DIRECTIVE:
Word for word, copy all the data and drop the pictures.

EXERCISE MATERIAL:
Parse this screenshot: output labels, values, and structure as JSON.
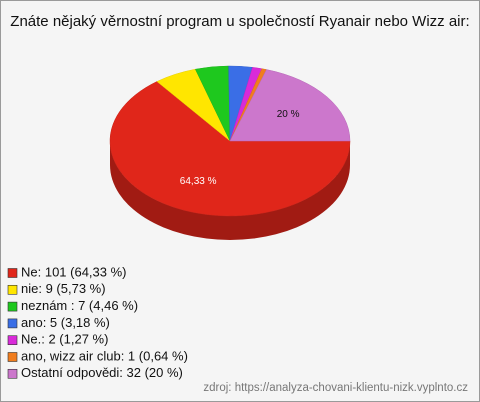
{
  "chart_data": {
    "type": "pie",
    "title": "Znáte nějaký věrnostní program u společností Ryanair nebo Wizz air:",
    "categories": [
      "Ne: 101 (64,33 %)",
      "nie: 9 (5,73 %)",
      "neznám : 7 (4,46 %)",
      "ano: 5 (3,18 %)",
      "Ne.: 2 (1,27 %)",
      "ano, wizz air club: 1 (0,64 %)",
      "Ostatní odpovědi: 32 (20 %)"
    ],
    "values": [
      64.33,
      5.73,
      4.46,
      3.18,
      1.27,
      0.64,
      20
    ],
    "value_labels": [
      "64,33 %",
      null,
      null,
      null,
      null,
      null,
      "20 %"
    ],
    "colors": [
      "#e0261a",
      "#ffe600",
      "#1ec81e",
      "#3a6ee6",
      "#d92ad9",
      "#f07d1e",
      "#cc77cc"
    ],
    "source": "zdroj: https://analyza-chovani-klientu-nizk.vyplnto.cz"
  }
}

RESULT OF THE TASK:
Parse this screenshot: output labels, values, and structure as JSON.
{
  "chart_data": {
    "type": "pie",
    "title": "Znáte nějaký věrnostní program u společností Ryanair nebo Wizz air:",
    "categories": [
      "Ne: 101 (64,33 %)",
      "nie: 9 (5,73 %)",
      "neznám : 7 (4,46 %)",
      "ano: 5 (3,18 %)",
      "Ne.: 2 (1,27 %)",
      "ano, wizz air club: 1 (0,64 %)",
      "Ostatní odpovědi: 32 (20 %)"
    ],
    "values": [
      64.33,
      5.73,
      4.46,
      3.18,
      1.27,
      0.64,
      20
    ],
    "value_labels": [
      "64,33 %",
      null,
      null,
      null,
      null,
      null,
      "20 %"
    ],
    "colors": [
      "#e0261a",
      "#ffe600",
      "#1ec81e",
      "#3a6ee6",
      "#d92ad9",
      "#f07d1e",
      "#cc77cc"
    ],
    "source": "zdroj: https://analyza-chovani-klientu-nizk.vyplnto.cz"
  }
}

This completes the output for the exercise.